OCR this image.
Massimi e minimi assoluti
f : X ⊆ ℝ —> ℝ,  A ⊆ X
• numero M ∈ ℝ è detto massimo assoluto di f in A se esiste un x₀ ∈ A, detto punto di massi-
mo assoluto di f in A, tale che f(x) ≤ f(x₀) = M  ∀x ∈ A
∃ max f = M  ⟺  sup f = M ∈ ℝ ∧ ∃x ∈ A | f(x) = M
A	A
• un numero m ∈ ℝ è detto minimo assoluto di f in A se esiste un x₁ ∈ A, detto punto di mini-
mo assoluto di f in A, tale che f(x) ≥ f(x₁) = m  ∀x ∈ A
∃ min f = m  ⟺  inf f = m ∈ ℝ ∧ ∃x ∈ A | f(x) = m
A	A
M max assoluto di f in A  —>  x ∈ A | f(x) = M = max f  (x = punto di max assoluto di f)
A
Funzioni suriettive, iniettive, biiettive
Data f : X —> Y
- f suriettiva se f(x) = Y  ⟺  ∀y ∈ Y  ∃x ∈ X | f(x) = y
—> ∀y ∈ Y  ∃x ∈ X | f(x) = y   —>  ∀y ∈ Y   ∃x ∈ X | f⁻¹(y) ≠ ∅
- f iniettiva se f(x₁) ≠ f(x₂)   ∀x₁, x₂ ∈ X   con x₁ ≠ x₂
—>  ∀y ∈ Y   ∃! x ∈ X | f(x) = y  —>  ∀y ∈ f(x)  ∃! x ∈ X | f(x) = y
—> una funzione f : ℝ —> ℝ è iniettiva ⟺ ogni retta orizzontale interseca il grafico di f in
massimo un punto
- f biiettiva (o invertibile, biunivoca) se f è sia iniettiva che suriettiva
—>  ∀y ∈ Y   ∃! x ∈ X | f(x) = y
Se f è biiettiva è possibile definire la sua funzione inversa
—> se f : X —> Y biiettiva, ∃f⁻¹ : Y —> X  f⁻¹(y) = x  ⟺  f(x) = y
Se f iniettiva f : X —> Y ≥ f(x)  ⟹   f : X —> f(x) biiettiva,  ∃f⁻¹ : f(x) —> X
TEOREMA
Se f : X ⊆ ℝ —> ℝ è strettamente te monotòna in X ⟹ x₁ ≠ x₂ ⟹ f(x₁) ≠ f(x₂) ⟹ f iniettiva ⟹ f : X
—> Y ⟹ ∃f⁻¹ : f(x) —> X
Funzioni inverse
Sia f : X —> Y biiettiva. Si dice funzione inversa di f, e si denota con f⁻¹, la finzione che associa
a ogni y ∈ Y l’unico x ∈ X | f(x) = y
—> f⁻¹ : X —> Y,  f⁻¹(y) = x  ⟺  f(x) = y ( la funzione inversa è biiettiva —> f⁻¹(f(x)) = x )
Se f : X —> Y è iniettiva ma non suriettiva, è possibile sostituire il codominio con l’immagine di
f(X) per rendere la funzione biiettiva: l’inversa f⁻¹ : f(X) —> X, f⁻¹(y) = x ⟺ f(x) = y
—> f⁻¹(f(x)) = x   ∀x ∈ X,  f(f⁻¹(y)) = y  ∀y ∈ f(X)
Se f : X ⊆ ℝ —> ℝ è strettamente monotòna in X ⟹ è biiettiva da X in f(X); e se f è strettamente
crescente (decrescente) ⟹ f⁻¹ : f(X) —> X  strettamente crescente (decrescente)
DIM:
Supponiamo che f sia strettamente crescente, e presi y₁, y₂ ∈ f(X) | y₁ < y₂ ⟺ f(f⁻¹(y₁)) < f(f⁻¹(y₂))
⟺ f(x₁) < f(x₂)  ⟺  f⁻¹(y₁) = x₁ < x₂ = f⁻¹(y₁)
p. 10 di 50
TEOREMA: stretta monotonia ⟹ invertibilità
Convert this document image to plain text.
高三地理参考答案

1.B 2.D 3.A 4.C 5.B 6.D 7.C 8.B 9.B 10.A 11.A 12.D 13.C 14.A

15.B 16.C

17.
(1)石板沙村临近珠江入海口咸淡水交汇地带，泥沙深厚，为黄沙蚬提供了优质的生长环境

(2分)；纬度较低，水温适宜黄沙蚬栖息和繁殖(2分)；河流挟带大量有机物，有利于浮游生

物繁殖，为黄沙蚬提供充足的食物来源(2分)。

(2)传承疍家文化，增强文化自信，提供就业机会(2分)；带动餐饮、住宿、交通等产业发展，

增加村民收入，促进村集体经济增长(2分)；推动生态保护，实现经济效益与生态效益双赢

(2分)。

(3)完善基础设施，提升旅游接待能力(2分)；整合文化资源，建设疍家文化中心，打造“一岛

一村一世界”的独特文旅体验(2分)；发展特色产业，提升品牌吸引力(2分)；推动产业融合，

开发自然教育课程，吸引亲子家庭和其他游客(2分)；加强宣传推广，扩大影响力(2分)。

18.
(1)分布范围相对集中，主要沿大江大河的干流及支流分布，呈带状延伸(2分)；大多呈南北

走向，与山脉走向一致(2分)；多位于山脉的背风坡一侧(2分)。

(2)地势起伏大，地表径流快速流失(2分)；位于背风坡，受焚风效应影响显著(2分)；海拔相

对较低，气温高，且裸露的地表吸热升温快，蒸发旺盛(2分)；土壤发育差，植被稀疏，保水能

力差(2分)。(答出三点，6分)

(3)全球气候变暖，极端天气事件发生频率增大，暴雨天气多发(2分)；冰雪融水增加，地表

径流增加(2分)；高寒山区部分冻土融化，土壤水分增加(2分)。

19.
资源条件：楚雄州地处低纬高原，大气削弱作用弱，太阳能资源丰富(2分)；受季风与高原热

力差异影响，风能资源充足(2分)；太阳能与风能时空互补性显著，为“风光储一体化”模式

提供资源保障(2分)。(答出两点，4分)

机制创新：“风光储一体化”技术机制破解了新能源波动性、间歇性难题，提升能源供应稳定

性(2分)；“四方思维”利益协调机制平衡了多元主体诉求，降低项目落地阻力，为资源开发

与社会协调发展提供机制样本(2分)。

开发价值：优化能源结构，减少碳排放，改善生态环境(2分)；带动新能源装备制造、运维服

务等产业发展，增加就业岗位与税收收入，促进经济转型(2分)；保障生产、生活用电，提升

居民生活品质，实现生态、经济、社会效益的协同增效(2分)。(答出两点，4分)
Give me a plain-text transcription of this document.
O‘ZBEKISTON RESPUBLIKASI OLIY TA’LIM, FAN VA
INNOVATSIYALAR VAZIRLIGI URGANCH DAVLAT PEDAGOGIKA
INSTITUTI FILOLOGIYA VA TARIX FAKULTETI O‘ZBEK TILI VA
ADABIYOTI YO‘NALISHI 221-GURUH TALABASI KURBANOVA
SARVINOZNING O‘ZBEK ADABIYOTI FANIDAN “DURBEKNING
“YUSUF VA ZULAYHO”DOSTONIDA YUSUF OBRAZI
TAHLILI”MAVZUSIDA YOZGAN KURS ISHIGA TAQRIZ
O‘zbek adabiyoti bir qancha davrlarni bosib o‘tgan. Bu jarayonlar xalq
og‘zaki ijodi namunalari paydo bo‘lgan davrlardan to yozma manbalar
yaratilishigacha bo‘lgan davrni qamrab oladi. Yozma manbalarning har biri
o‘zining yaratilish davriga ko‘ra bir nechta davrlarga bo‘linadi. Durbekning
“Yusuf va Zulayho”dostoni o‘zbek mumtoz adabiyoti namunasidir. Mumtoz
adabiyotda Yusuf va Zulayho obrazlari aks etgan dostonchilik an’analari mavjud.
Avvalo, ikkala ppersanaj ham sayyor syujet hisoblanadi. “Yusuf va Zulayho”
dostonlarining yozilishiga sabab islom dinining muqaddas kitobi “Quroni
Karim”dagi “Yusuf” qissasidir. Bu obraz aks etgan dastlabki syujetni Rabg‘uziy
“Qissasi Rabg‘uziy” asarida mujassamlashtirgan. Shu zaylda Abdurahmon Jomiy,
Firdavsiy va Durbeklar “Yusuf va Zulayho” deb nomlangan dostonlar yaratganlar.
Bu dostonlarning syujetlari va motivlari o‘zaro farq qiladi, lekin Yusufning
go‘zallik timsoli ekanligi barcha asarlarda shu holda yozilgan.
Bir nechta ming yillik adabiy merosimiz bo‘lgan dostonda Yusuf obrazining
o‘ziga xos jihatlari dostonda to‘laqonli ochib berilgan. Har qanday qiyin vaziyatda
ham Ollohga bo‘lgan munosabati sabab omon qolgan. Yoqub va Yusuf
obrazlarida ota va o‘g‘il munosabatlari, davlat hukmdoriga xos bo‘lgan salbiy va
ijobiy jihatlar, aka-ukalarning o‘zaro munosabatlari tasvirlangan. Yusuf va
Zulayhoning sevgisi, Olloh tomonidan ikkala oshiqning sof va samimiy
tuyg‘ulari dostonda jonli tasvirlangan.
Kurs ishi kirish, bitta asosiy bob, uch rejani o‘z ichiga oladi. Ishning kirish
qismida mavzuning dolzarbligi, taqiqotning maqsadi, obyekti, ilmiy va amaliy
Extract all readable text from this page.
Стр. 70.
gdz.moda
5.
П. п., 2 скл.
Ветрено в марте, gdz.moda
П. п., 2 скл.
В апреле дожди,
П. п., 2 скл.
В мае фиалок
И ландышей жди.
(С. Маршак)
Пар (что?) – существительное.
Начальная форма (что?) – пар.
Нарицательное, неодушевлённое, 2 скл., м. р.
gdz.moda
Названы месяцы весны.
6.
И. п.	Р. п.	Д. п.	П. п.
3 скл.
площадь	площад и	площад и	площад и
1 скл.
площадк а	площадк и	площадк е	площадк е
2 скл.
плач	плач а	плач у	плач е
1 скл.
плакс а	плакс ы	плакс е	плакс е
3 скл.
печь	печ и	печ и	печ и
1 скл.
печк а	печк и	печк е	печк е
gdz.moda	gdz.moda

- _Work instructions_
Set down, word for word, every line from the line that holds "Extract all readable text from this page." to the end of the entries above, including both ends.

- _Exercise solution_
Extract all readable text from this page.
Стр. 70.
gdz.moda
5.
П. п., 2 скл.
Ветрено в марте, gdz.moda
П. п., 2 скл.
В апреле дожди,
П. п., 2 скл.
В мае фиалок
И ландышей жди.
(С. Маршак)
Пар (что?) – существительное.
Начальная форма (что?) – пар.
Нарицательное, неодушевлённое, 2 скл., м. р.
gdz.moda
Названы месяцы весны.
6.
И. п.	Р. п.	Д. п.	П. п.
3 скл.
площадь	площад и	площад и	площад и
1 скл.
площадк а	площадк и	площадк е	площадк е
2 скл.
плач	плач а	плач у	плач е
1 скл.
плакс а	плакс ы	плакс е	плакс е
3 скл.
печь	печ и	печ и	печ и
1 скл.
печк а	печк и	печк е	печк е
gdz.moda	gdz.moda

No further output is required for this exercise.